• Do this
Go through the listing and copy each line with the string "true".

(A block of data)
######
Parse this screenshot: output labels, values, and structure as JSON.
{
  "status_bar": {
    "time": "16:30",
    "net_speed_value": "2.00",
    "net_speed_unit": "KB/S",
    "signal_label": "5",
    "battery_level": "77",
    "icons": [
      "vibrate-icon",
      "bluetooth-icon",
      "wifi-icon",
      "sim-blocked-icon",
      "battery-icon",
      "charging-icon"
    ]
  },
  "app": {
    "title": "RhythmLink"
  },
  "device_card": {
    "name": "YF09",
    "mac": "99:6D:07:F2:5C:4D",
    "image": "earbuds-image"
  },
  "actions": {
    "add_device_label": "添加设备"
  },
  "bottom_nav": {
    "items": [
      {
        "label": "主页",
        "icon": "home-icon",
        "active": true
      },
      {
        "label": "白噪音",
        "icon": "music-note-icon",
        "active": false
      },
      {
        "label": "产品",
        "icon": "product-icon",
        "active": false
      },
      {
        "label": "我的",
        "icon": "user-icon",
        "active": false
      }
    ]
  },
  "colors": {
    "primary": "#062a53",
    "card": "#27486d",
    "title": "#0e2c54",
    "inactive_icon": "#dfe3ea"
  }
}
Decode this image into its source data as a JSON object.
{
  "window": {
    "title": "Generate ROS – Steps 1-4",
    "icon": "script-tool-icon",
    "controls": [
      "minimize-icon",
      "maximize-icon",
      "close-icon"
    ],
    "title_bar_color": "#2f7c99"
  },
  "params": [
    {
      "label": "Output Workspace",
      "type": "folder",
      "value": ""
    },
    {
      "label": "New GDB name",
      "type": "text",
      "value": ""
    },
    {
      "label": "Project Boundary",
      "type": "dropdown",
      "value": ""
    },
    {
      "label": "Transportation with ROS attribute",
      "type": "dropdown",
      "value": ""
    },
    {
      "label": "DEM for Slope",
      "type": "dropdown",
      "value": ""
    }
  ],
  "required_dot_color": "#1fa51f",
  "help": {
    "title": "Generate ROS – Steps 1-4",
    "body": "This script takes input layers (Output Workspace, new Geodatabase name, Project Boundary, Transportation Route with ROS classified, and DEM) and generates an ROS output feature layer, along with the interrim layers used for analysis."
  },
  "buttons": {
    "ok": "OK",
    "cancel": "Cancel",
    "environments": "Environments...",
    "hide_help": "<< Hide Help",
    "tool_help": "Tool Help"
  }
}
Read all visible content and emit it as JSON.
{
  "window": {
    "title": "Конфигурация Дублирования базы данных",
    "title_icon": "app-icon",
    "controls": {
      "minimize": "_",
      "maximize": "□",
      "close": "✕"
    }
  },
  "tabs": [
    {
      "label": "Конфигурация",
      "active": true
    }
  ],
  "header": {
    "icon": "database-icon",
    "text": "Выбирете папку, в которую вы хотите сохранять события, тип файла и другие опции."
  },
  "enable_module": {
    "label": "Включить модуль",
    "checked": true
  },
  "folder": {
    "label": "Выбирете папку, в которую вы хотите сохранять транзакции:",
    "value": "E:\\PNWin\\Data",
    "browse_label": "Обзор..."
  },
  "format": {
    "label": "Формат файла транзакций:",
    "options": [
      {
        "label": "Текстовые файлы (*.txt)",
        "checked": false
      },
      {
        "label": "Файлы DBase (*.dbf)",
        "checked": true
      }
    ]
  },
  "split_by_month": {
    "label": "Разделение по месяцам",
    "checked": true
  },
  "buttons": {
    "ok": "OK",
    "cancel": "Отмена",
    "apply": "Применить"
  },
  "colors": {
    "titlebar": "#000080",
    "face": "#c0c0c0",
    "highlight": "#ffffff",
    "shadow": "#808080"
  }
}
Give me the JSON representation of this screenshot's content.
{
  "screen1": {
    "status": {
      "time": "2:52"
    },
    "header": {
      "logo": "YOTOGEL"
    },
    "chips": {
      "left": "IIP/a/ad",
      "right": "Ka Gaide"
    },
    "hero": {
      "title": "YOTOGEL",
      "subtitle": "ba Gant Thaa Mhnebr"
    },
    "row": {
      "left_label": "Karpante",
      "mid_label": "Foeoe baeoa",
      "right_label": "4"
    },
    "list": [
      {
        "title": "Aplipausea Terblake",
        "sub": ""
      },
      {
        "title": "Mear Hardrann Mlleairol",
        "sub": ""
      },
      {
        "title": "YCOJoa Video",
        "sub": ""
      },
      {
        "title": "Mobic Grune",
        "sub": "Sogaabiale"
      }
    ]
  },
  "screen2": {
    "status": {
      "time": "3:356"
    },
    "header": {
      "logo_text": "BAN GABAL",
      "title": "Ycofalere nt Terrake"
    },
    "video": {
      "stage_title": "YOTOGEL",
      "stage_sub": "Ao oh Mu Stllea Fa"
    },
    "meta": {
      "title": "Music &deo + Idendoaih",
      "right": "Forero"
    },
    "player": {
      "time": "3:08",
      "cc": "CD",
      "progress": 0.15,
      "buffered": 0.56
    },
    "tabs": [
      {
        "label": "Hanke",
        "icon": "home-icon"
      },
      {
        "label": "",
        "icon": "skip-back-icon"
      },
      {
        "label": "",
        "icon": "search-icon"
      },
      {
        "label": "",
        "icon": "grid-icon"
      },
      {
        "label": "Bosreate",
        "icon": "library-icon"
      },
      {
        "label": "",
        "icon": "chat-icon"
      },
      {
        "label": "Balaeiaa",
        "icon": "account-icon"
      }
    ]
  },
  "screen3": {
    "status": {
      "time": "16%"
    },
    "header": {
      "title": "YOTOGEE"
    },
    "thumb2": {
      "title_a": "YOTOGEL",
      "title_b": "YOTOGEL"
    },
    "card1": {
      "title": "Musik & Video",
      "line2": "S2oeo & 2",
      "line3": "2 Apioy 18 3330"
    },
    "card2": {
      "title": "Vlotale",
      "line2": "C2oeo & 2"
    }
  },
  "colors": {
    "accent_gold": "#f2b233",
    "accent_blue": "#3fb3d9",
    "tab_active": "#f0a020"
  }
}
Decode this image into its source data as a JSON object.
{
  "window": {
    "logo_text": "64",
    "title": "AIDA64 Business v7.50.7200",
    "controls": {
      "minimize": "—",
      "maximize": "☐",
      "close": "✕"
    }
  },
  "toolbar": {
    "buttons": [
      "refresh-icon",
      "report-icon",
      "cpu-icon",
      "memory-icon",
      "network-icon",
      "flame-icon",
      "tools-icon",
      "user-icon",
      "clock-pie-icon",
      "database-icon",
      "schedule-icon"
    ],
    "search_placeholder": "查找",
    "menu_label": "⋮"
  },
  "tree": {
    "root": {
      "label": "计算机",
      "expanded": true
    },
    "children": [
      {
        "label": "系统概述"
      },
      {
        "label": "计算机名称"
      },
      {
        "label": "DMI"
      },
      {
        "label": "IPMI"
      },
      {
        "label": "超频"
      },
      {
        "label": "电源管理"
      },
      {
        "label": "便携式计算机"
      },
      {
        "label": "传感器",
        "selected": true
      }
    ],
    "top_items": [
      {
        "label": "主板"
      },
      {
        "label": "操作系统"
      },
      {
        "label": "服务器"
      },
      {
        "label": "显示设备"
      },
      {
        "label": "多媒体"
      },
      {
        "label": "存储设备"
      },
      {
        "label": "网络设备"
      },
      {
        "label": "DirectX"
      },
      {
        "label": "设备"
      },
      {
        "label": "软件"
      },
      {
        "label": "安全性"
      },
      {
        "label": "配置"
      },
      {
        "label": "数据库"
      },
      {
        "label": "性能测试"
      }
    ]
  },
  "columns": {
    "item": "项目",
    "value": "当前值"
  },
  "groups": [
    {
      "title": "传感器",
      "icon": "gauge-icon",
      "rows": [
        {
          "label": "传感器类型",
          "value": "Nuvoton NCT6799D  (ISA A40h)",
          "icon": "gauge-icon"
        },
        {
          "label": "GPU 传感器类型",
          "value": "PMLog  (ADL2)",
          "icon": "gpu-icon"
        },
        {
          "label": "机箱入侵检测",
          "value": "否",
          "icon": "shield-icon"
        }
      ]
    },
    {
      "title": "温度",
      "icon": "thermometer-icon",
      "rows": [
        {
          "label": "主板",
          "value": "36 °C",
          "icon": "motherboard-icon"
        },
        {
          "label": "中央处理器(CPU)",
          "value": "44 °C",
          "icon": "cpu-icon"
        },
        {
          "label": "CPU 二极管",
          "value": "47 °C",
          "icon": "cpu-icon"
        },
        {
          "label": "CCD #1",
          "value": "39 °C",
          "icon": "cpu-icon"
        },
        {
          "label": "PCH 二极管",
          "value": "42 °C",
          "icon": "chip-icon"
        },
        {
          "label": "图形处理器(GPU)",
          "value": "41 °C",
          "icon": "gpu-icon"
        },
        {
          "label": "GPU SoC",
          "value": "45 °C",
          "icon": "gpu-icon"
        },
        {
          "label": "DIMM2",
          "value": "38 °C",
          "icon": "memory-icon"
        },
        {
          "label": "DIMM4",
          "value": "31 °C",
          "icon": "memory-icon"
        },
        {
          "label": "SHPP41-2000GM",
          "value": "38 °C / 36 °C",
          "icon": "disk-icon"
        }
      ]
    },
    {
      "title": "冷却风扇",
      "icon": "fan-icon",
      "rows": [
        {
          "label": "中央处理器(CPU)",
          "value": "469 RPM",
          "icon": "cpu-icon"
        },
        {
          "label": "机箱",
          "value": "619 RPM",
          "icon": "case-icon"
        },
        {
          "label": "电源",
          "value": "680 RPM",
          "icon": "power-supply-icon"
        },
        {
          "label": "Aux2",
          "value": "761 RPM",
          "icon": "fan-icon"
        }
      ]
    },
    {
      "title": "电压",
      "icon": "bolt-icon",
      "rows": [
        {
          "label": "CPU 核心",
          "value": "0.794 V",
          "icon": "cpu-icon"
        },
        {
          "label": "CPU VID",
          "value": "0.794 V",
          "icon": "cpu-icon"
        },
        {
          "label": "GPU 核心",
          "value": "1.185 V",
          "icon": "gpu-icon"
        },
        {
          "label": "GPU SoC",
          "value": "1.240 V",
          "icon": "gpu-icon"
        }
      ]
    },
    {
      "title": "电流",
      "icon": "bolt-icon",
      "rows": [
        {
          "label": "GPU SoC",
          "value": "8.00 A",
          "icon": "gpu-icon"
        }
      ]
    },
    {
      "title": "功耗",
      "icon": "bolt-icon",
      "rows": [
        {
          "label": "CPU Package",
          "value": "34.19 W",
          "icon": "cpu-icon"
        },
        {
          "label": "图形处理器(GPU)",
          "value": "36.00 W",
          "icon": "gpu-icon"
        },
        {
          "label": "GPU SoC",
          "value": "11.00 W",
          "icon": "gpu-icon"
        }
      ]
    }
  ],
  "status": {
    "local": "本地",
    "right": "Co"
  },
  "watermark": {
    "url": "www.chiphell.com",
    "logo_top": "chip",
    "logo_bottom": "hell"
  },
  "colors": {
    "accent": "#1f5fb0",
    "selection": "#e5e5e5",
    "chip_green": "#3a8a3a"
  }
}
######
• Exercise response
        "active": true
      "active": true
    "checked": true
        "checked": true
    "checked": true
      "expanded": true
        "selected": true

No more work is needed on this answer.